- [Work required] Look for "Appliances" in the listing below. Gather each line that contains it.

- [Data listing]
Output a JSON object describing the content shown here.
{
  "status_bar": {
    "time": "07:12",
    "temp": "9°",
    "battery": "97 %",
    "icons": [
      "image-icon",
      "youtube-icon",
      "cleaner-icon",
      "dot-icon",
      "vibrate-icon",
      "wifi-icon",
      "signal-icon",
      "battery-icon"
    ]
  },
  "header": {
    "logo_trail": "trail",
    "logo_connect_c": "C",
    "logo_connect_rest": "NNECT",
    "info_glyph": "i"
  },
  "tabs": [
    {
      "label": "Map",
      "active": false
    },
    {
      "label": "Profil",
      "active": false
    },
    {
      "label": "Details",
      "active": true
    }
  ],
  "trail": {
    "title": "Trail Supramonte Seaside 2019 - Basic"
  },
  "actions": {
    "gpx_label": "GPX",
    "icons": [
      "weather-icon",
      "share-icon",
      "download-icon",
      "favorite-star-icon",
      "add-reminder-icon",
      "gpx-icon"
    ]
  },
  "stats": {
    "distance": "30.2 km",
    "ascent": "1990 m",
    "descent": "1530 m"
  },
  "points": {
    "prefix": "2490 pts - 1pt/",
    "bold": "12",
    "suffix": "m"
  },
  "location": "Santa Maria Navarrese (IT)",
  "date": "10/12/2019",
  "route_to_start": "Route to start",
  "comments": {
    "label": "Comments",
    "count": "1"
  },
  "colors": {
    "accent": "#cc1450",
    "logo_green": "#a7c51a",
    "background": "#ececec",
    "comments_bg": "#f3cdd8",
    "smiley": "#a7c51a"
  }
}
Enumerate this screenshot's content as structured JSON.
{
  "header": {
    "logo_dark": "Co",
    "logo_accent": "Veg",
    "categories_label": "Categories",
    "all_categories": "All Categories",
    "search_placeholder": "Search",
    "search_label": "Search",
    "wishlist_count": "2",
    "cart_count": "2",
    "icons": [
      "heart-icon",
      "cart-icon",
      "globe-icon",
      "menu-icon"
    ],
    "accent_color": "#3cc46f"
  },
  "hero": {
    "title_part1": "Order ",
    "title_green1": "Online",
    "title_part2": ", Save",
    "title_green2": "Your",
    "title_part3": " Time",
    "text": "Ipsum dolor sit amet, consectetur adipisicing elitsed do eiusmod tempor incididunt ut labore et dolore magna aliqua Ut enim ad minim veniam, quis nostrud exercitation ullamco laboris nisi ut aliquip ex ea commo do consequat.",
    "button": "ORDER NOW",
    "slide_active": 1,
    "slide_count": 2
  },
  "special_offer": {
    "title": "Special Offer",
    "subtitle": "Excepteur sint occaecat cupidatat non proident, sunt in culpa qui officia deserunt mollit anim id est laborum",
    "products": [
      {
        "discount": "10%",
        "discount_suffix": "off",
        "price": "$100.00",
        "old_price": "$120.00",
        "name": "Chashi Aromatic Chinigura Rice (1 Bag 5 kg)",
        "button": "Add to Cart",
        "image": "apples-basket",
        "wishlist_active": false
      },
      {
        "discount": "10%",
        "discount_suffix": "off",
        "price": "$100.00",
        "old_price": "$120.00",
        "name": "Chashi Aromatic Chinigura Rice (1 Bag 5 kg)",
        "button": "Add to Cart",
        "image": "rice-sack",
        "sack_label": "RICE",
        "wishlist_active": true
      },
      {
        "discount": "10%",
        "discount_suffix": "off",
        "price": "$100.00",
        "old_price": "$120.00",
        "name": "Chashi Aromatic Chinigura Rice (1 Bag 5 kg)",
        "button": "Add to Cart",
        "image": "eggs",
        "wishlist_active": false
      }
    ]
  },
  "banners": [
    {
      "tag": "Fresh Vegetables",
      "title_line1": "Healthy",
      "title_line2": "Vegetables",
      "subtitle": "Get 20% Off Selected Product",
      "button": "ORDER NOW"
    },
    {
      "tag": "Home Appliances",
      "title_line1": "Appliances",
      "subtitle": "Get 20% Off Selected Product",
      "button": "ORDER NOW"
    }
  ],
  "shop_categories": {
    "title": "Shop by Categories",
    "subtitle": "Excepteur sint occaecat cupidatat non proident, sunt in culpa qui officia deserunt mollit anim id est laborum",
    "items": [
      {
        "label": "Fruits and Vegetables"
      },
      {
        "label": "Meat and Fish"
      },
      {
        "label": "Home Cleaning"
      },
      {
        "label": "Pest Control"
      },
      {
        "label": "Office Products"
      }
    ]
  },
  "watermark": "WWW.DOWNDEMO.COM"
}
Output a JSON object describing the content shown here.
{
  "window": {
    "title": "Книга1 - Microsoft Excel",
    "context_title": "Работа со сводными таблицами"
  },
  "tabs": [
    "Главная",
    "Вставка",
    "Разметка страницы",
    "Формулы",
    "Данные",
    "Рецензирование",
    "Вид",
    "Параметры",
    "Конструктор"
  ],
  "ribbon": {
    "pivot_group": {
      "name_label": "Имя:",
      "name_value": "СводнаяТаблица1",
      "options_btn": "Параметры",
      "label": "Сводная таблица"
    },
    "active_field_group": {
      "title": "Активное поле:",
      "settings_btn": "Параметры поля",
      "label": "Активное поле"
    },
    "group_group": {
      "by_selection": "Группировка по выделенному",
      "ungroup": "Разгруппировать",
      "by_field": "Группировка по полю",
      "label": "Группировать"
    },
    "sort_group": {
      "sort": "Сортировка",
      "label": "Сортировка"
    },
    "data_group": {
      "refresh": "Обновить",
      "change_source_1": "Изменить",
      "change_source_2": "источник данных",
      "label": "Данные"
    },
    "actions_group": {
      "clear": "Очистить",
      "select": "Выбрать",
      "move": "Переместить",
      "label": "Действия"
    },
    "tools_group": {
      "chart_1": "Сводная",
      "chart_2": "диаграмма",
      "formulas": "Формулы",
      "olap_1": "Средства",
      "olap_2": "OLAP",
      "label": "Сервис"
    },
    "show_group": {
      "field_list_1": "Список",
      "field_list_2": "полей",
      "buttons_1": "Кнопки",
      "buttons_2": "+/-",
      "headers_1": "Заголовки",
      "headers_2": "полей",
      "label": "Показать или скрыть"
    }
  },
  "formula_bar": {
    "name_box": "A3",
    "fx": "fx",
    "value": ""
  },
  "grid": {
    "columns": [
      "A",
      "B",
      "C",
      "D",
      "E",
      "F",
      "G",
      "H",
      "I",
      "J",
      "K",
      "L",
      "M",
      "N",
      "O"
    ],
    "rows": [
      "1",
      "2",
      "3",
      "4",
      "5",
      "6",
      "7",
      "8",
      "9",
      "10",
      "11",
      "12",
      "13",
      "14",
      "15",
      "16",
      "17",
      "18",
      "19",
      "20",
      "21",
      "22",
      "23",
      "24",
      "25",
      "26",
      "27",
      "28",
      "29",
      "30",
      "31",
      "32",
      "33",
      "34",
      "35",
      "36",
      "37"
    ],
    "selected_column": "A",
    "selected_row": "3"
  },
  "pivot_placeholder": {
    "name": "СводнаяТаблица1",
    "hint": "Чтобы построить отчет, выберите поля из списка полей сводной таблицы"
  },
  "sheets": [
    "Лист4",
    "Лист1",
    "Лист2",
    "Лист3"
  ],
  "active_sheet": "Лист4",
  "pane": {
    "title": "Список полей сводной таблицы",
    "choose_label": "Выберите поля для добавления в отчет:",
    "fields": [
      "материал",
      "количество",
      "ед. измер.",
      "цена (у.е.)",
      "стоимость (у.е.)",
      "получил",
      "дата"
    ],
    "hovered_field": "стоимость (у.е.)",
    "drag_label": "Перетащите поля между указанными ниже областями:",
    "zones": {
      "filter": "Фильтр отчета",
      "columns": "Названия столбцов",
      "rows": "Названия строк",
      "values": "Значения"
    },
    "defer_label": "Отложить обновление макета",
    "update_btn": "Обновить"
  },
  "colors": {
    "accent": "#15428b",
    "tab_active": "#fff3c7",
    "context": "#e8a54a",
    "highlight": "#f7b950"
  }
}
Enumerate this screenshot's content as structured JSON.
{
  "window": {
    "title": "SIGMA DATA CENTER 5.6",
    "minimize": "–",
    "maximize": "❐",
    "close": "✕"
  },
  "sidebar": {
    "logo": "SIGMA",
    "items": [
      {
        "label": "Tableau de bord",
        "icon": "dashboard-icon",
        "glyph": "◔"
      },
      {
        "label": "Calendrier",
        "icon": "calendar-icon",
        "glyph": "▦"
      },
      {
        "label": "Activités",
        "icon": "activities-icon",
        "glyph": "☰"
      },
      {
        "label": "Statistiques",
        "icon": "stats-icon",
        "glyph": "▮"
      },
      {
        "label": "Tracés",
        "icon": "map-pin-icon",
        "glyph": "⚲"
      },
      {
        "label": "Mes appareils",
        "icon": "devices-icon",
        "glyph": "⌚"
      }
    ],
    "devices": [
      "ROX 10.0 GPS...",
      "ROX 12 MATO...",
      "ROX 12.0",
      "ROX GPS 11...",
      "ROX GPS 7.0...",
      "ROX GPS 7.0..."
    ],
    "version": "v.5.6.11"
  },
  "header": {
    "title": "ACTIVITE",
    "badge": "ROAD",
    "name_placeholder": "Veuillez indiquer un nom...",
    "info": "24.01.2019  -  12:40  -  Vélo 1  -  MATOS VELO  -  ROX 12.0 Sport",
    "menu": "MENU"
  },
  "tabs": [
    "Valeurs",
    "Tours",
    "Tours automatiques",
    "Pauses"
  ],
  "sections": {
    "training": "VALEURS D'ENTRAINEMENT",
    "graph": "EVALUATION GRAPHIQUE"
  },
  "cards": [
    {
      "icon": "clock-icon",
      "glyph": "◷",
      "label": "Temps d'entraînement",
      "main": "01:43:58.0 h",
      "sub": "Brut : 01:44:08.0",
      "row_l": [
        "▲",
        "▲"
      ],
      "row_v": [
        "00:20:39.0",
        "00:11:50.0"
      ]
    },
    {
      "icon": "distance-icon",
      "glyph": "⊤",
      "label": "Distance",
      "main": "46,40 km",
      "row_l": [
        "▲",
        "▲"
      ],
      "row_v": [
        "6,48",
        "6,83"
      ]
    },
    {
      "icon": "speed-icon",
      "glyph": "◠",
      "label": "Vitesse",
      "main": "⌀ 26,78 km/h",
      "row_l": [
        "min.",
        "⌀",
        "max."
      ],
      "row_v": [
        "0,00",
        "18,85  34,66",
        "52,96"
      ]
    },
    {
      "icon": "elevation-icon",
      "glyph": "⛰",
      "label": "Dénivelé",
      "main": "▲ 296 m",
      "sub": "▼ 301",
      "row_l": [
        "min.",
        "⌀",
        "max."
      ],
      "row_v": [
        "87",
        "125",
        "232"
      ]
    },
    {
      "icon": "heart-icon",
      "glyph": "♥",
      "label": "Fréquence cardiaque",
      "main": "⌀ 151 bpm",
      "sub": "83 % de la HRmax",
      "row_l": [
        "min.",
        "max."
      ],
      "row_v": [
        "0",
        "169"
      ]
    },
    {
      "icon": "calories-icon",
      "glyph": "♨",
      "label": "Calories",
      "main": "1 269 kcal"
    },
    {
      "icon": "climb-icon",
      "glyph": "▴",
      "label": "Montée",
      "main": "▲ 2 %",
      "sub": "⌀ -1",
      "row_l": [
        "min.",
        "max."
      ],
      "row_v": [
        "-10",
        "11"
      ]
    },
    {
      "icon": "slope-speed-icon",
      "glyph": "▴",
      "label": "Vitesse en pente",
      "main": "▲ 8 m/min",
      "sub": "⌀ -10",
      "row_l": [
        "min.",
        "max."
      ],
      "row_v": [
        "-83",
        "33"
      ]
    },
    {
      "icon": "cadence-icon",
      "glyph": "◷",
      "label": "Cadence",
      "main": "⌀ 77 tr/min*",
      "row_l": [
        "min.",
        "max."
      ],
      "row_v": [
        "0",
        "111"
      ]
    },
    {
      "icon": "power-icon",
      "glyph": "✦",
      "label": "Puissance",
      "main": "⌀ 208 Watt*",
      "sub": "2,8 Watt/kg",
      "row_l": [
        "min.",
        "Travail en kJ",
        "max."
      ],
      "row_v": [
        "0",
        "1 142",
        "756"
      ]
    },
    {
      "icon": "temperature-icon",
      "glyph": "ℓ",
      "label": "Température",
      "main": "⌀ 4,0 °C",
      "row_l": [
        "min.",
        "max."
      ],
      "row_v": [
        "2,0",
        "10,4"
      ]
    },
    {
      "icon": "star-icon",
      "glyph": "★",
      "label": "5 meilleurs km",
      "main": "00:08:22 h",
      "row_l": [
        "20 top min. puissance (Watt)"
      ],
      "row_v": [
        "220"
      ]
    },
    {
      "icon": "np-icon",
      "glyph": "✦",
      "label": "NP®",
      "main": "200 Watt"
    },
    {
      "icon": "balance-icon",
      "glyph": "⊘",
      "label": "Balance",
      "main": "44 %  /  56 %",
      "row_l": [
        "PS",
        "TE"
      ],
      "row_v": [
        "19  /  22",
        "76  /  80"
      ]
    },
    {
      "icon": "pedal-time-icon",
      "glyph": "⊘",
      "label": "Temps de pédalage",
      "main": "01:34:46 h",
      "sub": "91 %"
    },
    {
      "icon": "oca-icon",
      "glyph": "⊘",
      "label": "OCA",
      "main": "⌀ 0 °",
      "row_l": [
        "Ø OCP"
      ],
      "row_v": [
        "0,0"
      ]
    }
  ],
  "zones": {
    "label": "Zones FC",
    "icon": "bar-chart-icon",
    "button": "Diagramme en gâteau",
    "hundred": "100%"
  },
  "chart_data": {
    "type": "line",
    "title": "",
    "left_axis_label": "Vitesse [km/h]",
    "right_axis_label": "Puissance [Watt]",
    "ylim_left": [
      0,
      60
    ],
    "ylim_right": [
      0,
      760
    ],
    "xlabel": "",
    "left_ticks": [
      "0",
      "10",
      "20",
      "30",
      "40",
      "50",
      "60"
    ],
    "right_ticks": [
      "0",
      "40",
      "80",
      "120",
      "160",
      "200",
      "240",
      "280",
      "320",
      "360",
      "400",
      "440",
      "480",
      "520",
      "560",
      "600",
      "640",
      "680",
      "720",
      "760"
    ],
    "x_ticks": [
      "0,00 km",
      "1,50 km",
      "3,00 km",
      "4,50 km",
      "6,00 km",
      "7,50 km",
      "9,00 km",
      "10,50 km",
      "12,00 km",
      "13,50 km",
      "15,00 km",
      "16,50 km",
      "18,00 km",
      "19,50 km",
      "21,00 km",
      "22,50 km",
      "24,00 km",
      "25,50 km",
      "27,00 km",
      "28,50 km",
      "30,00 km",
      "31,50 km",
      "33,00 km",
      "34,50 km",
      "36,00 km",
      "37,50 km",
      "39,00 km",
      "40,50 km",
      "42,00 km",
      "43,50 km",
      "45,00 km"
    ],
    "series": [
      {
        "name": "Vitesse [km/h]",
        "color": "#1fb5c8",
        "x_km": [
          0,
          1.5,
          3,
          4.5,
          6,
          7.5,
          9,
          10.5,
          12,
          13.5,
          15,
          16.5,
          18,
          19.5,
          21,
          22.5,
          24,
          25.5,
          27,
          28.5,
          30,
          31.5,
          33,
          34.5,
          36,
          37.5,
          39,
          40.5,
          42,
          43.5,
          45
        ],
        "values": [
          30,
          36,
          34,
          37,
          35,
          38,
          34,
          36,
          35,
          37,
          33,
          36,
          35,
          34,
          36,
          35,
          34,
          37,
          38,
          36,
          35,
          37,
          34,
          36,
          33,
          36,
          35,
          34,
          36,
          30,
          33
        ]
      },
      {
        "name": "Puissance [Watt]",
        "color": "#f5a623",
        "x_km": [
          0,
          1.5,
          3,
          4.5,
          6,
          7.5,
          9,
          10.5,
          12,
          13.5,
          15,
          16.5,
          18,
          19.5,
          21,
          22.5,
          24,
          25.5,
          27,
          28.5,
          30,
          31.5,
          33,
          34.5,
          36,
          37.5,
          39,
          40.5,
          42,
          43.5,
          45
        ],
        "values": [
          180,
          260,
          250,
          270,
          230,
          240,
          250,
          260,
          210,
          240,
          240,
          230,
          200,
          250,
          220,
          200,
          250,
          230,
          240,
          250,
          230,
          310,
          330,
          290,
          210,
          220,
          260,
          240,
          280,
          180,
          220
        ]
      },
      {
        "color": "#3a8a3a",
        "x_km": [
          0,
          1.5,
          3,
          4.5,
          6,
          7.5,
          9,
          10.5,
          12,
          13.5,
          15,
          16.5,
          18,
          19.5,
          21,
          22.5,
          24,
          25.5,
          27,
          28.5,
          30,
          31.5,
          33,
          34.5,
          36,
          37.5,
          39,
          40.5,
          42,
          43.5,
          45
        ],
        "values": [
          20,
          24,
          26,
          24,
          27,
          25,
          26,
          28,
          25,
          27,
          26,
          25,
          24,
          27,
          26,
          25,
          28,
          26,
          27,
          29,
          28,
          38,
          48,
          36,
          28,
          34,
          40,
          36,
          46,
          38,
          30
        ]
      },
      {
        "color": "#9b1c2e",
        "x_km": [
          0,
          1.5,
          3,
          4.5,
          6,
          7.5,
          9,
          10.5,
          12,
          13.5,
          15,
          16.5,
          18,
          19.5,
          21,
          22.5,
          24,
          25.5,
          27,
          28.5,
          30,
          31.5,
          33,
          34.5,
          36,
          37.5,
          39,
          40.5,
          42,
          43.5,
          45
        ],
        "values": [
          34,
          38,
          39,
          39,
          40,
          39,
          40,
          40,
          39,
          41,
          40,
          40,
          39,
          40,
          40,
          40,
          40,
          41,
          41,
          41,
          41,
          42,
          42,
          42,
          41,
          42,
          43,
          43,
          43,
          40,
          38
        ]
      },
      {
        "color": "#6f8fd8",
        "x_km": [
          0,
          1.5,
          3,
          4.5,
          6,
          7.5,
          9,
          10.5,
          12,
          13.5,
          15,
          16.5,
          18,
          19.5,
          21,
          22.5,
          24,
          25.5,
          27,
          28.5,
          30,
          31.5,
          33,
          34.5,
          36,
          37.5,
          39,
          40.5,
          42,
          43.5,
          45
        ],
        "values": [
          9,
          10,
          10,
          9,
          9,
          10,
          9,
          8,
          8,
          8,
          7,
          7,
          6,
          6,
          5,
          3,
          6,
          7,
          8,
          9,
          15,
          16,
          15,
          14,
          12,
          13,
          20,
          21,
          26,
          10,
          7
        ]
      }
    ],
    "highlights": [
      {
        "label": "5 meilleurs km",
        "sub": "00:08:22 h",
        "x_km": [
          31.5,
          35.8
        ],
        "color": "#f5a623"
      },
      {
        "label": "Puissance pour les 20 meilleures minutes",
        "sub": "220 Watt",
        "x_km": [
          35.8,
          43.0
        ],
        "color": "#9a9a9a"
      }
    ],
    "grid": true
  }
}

- [Output for this task]
      "tag": "Home Appliances",
      "title_line1": "Appliances",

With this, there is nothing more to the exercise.